### RECORDS TO PROCESS
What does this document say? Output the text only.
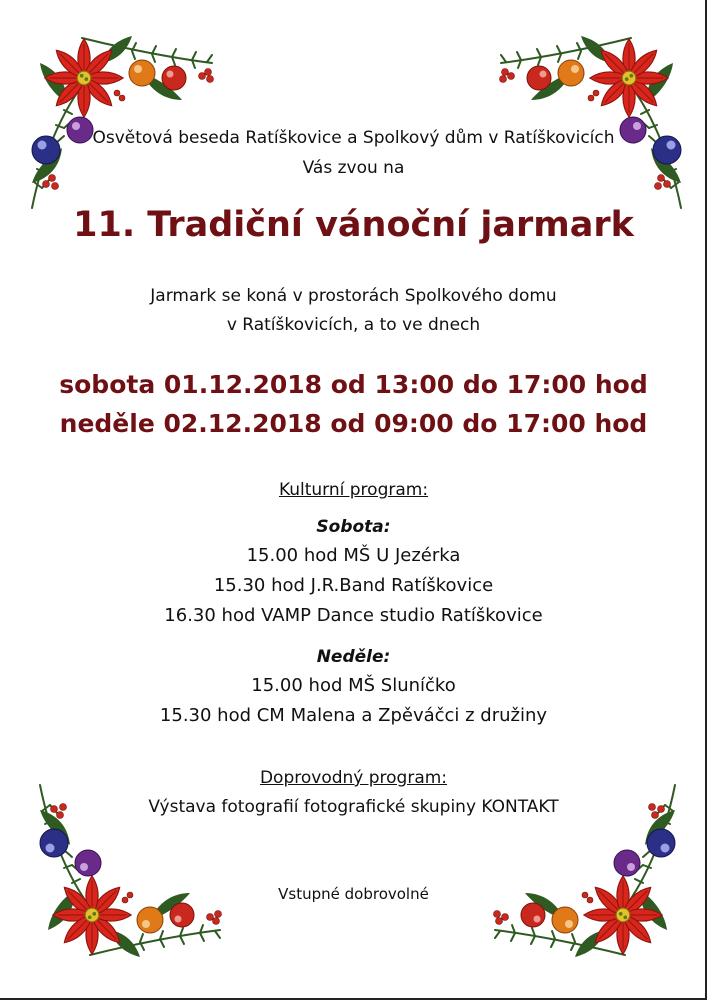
Osvětová beseda Ratíškovice a Spolkový dům v Ratíškovicích
Vás zvou na
11. Tradiční vánoční jarmark
Jarmark se koná v prostorách Spolkového domu
v Ratíškovicích, a to ve dnech
sobota 01.12.2018 od 13:00 do 17:00 hod
neděle 02.12.2018 od 09:00 do 17:00 hod
Kulturní program:
Sobota:
15.00 hod MŠ U Jezérka
15.30 hod J.R.Band Ratíškovice
16.30 hod VAMP Dance studio Ratíškovice
Neděle:
15.00 hod MŠ Sluníčko
15.30 hod CM Malena a Zpěváčci z družiny
Doprovodný program:
Výstava fotografií fotografické skupiny KONTAKT
Vstupné dobrovolné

### WORK TO DO
Above are the records; reproduce them exactly and leave out the pictures.

### ANSWER TO THIS PROBLEM
What does this document say? Output the text only.
Osvětová beseda Ratíškovice a Spolkový dům v Ratíškovicích
Vás zvou na
11. Tradiční vánoční jarmark
Jarmark se koná v prostorách Spolkového domu
v Ratíškovicích, a to ve dnech
sobota 01.12.2018 od 13:00 do 17:00 hod
neděle 02.12.2018 od 09:00 do 17:00 hod
Kulturní program:
Sobota:
15.00 hod MŠ U Jezérka
15.30 hod J.R.Band Ratíškovice
16.30 hod VAMP Dance studio Ratíškovice
Neděle:
15.00 hod MŠ Sluníčko
15.30 hod CM Malena a Zpěváčci z družiny
Doprovodný program:
Výstava fotografií fotografické skupiny KONTAKT
Vstupné dobrovolné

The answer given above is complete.